#### [Required work]
Write out the whole listing again, exactly as given.

#### [Stored entries]

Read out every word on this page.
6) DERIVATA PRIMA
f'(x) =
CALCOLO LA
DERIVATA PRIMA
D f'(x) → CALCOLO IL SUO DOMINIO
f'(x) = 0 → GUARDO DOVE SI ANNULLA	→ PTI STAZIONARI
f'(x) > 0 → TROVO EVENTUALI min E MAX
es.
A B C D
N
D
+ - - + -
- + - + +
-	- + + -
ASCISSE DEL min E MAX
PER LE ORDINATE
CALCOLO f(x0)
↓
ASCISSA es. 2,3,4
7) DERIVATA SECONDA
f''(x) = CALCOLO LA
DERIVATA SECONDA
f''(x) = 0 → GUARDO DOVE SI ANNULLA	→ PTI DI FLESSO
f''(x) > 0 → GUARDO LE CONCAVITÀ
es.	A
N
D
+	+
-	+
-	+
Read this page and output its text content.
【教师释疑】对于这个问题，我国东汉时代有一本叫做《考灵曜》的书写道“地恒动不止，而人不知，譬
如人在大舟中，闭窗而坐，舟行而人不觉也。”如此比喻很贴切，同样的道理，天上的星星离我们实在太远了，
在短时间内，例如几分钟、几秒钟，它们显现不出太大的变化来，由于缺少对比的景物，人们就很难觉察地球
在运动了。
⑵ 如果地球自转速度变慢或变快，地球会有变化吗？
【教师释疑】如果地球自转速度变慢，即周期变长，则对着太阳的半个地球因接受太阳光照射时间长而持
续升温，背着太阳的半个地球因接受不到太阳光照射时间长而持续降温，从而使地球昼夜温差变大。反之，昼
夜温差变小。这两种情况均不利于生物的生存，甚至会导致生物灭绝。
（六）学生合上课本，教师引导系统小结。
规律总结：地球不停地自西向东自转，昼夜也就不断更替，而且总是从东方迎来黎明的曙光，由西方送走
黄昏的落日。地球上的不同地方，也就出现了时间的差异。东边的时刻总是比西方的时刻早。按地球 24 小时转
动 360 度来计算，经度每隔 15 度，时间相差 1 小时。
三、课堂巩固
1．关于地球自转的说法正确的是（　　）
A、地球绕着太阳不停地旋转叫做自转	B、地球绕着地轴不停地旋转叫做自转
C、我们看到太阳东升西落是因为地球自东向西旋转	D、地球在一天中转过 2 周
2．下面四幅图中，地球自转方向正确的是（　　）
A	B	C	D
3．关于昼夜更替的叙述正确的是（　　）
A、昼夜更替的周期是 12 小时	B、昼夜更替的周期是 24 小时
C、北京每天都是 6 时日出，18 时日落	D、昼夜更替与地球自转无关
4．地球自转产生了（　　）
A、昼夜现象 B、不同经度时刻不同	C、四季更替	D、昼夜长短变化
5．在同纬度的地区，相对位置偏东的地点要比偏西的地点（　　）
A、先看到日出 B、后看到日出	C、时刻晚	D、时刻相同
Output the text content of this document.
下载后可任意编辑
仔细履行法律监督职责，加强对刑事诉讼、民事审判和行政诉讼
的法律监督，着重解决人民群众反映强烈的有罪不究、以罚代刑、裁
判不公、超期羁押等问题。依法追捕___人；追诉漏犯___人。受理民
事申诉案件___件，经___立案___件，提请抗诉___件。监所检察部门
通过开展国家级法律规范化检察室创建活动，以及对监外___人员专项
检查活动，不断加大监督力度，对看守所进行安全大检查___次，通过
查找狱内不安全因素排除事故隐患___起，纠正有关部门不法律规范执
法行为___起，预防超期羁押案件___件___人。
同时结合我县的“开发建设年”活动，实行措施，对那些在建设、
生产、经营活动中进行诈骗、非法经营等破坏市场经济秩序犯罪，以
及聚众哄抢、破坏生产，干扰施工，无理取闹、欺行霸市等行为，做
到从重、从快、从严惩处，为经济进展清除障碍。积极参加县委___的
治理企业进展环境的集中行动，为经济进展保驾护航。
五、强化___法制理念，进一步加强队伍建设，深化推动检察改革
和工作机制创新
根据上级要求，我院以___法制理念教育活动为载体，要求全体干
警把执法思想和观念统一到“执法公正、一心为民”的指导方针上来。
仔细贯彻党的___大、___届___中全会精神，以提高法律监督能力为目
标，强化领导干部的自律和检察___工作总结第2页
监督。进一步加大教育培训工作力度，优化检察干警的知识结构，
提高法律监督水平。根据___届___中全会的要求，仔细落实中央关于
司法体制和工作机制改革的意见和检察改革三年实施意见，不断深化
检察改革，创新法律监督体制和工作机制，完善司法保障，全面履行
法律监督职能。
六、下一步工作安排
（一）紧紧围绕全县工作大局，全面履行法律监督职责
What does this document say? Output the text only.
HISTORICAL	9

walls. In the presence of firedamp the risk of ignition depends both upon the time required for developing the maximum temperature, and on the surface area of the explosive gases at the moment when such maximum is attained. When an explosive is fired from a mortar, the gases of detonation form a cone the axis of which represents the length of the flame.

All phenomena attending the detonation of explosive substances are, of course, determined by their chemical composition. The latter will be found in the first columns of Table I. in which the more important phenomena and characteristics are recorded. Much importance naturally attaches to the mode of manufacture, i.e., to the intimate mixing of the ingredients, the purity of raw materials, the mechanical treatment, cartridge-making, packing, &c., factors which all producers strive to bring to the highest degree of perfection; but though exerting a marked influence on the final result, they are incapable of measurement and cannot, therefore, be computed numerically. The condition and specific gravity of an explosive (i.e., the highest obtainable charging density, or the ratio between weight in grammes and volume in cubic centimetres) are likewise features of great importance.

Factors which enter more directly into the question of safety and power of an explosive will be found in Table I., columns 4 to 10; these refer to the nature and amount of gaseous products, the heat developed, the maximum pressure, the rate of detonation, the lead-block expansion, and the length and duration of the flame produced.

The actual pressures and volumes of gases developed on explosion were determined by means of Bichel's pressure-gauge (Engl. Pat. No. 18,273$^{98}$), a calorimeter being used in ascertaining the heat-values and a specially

#### [Answer in full]
Read out every word on this page.
6) DERIVATA PRIMA
f'(x) =
CALCOLO LA
DERIVATA PRIMA
D f'(x) → CALCOLO IL SUO DOMINIO
f'(x) = 0 → GUARDO DOVE SI ANNULLA	→ PTI STAZIONARI
f'(x) > 0 → TROVO EVENTUALI min E MAX
es.
A B C D
N
D
+ - - + -
- + - + +
-	- + + -
ASCISSE DEL min E MAX
PER LE ORDINATE
CALCOLO f(x0)
↓
ASCISSA es. 2,3,4
7) DERIVATA SECONDA
f''(x) = CALCOLO LA
DERIVATA SECONDA
f''(x) = 0 → GUARDO DOVE SI ANNULLA	→ PTI DI FLESSO
f''(x) > 0 → GUARDO LE CONCAVITÀ
es.	A
N
D
+	+
-	+
-	+
Read this page and output its text content.
【教师释疑】对于这个问题，我国东汉时代有一本叫做《考灵曜》的书写道“地恒动不止，而人不知，譬
如人在大舟中，闭窗而坐，舟行而人不觉也。”如此比喻很贴切，同样的道理，天上的星星离我们实在太远了，
在短时间内，例如几分钟、几秒钟，它们显现不出太大的变化来，由于缺少对比的景物，人们就很难觉察地球
在运动了。
⑵ 如果地球自转速度变慢或变快，地球会有变化吗？
【教师释疑】如果地球自转速度变慢，即周期变长，则对着太阳的半个地球因接受太阳光照射时间长而持
续升温，背着太阳的半个地球因接受不到太阳光照射时间长而持续降温，从而使地球昼夜温差变大。反之，昼
夜温差变小。这两种情况均不利于生物的生存，甚至会导致生物灭绝。
（六）学生合上课本，教师引导系统小结。
规律总结：地球不停地自西向东自转，昼夜也就不断更替，而且总是从东方迎来黎明的曙光，由西方送走
黄昏的落日。地球上的不同地方，也就出现了时间的差异。东边的时刻总是比西方的时刻早。按地球 24 小时转
动 360 度来计算，经度每隔 15 度，时间相差 1 小时。
三、课堂巩固
1．关于地球自转的说法正确的是（　　）
A、地球绕着太阳不停地旋转叫做自转	B、地球绕着地轴不停地旋转叫做自转
C、我们看到太阳东升西落是因为地球自东向西旋转	D、地球在一天中转过 2 周
2．下面四幅图中，地球自转方向正确的是（　　）
A	B	C	D
3．关于昼夜更替的叙述正确的是（　　）
A、昼夜更替的周期是 12 小时	B、昼夜更替的周期是 24 小时
C、北京每天都是 6 时日出，18 时日落	D、昼夜更替与地球自转无关
4．地球自转产生了（　　）
A、昼夜现象 B、不同经度时刻不同	C、四季更替	D、昼夜长短变化
5．在同纬度的地区，相对位置偏东的地点要比偏西的地点（　　）
A、先看到日出 B、后看到日出	C、时刻晚	D、时刻相同
Output the text content of this document.
下载后可任意编辑
仔细履行法律监督职责，加强对刑事诉讼、民事审判和行政诉讼
的法律监督，着重解决人民群众反映强烈的有罪不究、以罚代刑、裁
判不公、超期羁押等问题。依法追捕___人；追诉漏犯___人。受理民
事申诉案件___件，经___立案___件，提请抗诉___件。监所检察部门
通过开展国家级法律规范化检察室创建活动，以及对监外___人员专项
检查活动，不断加大监督力度，对看守所进行安全大检查___次，通过
查找狱内不安全因素排除事故隐患___起，纠正有关部门不法律规范执
法行为___起，预防超期羁押案件___件___人。
同时结合我县的“开发建设年”活动，实行措施，对那些在建设、
生产、经营活动中进行诈骗、非法经营等破坏市场经济秩序犯罪，以
及聚众哄抢、破坏生产，干扰施工，无理取闹、欺行霸市等行为，做
到从重、从快、从严惩处，为经济进展清除障碍。积极参加县委___的
治理企业进展环境的集中行动，为经济进展保驾护航。
五、强化___法制理念，进一步加强队伍建设，深化推动检察改革
和工作机制创新
根据上级要求，我院以___法制理念教育活动为载体，要求全体干
警把执法思想和观念统一到“执法公正、一心为民”的指导方针上来。
仔细贯彻党的___大、___届___中全会精神，以提高法律监督能力为目
标，强化领导干部的自律和检察___工作总结第2页
监督。进一步加大教育培训工作力度，优化检察干警的知识结构，
提高法律监督水平。根据___届___中全会的要求，仔细落实中央关于
司法体制和工作机制改革的意见和检察改革三年实施意见，不断深化
检察改革，创新法律监督体制和工作机制，完善司法保障，全面履行
法律监督职能。
六、下一步工作安排
（一）紧紧围绕全县工作大局，全面履行法律监督职责
What does this document say? Output the text only.
HISTORICAL	9

walls. In the presence of firedamp the risk of ignition depends both upon the time required for developing the maximum temperature, and on the surface area of the explosive gases at the moment when such maximum is attained. When an explosive is fired from a mortar, the gases of detonation form a cone the axis of which represents the length of the flame.

All phenomena attending the detonation of explosive substances are, of course, determined by their chemical composition. The latter will be found in the first columns of Table I. in which the more important phenomena and characteristics are recorded. Much importance naturally attaches to the mode of manufacture, i.e., to the intimate mixing of the ingredients, the purity of raw materials, the mechanical treatment, cartridge-making, packing, &c., factors which all producers strive to bring to the highest degree of perfection; but though exerting a marked influence on the final result, they are incapable of measurement and cannot, therefore, be computed numerically. The condition and specific gravity of an explosive (i.e., the highest obtainable charging density, or the ratio between weight in grammes and volume in cubic centimetres) are likewise features of great importance.

Factors which enter more directly into the question of safety and power of an explosive will be found in Table I., columns 4 to 10; these refer to the nature and amount of gaseous products, the heat developed, the maximum pressure, the rate of detonation, the lead-block expansion, and the length and duration of the flame produced.

The actual pressures and volumes of gases developed on explosion were determined by means of Bichel's pressure-gauge (Engl. Pat. No. 18,273$^{98}$), a calorimeter being used in ascertaining the heat-values and a specially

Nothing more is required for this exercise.